▸ **EXERCISE**
Only the number is wanted: how many lines in the data contain "positive"?

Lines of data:

• • • • • • •

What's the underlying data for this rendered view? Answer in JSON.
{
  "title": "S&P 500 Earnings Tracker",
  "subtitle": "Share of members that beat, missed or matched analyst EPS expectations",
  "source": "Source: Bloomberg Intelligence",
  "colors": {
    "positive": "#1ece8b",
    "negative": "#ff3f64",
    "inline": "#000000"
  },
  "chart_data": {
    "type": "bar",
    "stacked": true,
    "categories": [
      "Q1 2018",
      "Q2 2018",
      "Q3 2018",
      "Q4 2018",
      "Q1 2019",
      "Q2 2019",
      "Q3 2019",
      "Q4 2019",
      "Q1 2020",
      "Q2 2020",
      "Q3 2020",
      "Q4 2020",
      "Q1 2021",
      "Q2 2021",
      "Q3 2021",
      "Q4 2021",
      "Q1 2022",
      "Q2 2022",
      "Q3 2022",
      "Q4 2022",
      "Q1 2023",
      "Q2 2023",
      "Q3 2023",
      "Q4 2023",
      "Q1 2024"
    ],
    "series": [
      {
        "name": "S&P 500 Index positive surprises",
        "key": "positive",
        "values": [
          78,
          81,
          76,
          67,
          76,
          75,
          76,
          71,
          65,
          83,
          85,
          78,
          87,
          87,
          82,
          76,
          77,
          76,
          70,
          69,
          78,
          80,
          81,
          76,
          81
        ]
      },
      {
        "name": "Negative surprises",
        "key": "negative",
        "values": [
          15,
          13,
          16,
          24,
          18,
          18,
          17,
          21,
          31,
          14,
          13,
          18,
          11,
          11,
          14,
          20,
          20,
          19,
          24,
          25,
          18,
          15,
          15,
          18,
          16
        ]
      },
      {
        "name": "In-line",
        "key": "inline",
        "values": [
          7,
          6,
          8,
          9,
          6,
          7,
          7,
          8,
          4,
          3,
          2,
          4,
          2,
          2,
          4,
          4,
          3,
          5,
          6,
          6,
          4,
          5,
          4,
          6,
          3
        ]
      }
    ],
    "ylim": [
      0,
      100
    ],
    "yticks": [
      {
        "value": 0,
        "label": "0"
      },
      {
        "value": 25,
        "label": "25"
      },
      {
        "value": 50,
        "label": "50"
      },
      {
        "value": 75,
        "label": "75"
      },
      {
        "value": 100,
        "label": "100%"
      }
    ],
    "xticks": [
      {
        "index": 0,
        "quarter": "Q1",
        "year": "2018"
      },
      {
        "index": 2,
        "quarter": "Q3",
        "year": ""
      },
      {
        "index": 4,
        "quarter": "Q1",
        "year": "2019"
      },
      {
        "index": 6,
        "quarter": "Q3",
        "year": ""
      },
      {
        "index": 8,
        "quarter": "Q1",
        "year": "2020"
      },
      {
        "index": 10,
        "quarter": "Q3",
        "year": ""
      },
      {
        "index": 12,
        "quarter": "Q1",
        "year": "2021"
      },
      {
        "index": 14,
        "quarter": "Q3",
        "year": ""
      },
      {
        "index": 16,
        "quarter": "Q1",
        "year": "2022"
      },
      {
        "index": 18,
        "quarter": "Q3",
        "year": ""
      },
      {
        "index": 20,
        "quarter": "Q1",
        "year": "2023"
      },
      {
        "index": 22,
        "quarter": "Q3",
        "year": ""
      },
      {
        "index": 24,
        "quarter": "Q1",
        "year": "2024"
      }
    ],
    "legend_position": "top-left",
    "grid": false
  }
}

• • • • • • •

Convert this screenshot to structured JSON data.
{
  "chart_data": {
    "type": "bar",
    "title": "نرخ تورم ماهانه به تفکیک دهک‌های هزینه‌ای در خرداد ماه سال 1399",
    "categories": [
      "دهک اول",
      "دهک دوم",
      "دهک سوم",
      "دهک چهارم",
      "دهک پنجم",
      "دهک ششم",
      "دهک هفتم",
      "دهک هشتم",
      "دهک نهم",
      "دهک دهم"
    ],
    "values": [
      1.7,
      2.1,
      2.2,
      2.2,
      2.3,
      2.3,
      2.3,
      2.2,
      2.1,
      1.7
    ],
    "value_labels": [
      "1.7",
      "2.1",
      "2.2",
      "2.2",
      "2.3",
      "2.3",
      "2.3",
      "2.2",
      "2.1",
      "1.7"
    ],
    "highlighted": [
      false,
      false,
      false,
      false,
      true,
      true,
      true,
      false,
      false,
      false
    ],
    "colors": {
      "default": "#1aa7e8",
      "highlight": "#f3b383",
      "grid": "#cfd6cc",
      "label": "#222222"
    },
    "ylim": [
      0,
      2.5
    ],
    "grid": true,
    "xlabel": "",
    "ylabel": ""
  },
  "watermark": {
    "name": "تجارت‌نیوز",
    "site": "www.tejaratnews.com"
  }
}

• • • • • • •

▸ **OUTPUT OF THE TASK**
3